* [REQUIREMENTS]: Pictures within the data are to be left out; everything else must be reproduced exactly.

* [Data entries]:
☆ ☆ ☆ ☆ ☆ ☆ ☆

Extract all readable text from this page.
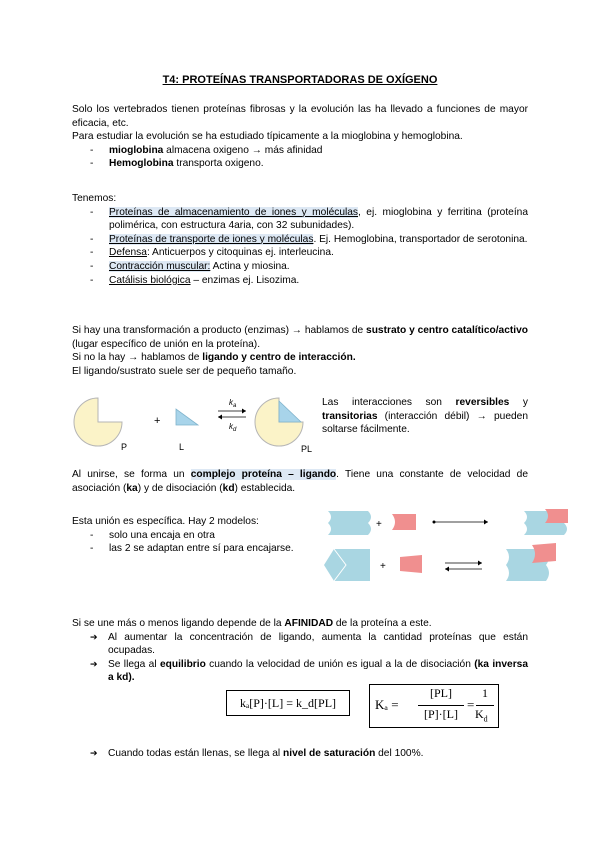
T4: PROTEÍNAS TRANSPORTADORAS DE OXÍGENO

Solo los vertebrados tienen proteínas fibrosas y la evolución las ha llevado a funciones de mayor eficacia, etc.

Para estudiar la evolución se ha estudiado típicamente a la mioglobina y hemoglobina.

- mioglobina almacena oxigeno → más afinidad
- Hemoglobina transporta oxigeno.

Tenemos:

- Proteínas de almacenamiento de iones y moléculas, ej. mioglobina y ferritina (proteína polimérica, con estructura 4aria, con 32 subunidades).
- Proteínas de transporte de iones y moléculas. Ej. Hemoglobina, transportador de serotonina.
- Defensa: Anticuerpos y citoquinas ej. interleucina.
- Contracción muscular: Actina y miosina.
- Catálisis biológica – enzimas ej. Lisozima.

Si hay una transformación a producto (enzimas) → hablamos de sustrato y centro catalítico/activo (lugar específico de unión en la proteína).

Si no la hay → hablamos de ligando y centro de interacción.

El ligando/sustrato suele ser de pequeño tamaño.

P
+
L
$k_a$
$k_d$
PL
Las interacciones son reversibles y transitorias (interacción débil) → pueden soltarse fácilmente.
Al unirse, se forma un complejo proteína – ligando. Tiene una constante de velocidad de asociación (ka) y de disociación (kd) establecida.

Esta unión es específica. Hay 2 modelos:

- solo una encaja en otra
- las 2 se adaptan entre sí para encajarse.
+
+

Si se une más o menos ligando depende de la AFINIDAD de la proteína a este.

➔ Al aumentar la concentración de ligando, aumenta la cantidad proteínas que están ocupadas.
➔ Se llega al equilibrio cuando la velocidad de unión es igual a la de disociación (ka inversa a kd).
kₐ[P]·[L] = k_d[PL]	Kₐ =
[PL]
[P]·[L]
=
1
$K_d$
➔ Cuando todas están llenas, se llega al nivel de saturación del 100%.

☆ ☆ ☆ ☆ ☆ ☆ ☆

* [FINAL RESULT]:
Extract all readable text from this page.
T4: PROTEÍNAS TRANSPORTADORAS DE OXÍGENO

Solo los vertebrados tienen proteínas fibrosas y la evolución las ha llevado a funciones de mayor eficacia, etc.

Para estudiar la evolución se ha estudiado típicamente a la mioglobina y hemoglobina.

- mioglobina almacena oxigeno → más afinidad
- Hemoglobina transporta oxigeno.

Tenemos:

- Proteínas de almacenamiento de iones y moléculas, ej. mioglobina y ferritina (proteína polimérica, con estructura 4aria, con 32 subunidades).
- Proteínas de transporte de iones y moléculas. Ej. Hemoglobina, transportador de serotonina.
- Defensa: Anticuerpos y citoquinas ej. interleucina.
- Contracción muscular: Actina y miosina.
- Catálisis biológica – enzimas ej. Lisozima.

Si hay una transformación a producto (enzimas) → hablamos de sustrato y centro catalítico/activo (lugar específico de unión en la proteína).

Si no la hay → hablamos de ligando y centro de interacción.

El ligando/sustrato suele ser de pequeño tamaño.

P
+
L
$k_a$
$k_d$
PL
Las interacciones son reversibles y transitorias (interacción débil) → pueden soltarse fácilmente.
Al unirse, se forma un complejo proteína – ligando. Tiene una constante de velocidad de asociación (ka) y de disociación (kd) establecida.

Esta unión es específica. Hay 2 modelos:

- solo una encaja en otra
- las 2 se adaptan entre sí para encajarse.
+
+

Si se une más o menos ligando depende de la AFINIDAD de la proteína a este.

➔ Al aumentar la concentración de ligando, aumenta la cantidad proteínas que están ocupadas.
➔ Se llega al equilibrio cuando la velocidad de unión es igual a la de disociación (ka inversa a kd).
kₐ[P]·[L] = k_d[PL]	Kₐ =
[PL]
[P]·[L]
=
1
$K_d$
➔ Cuando todas están llenas, se llega al nivel de saturación del 100%.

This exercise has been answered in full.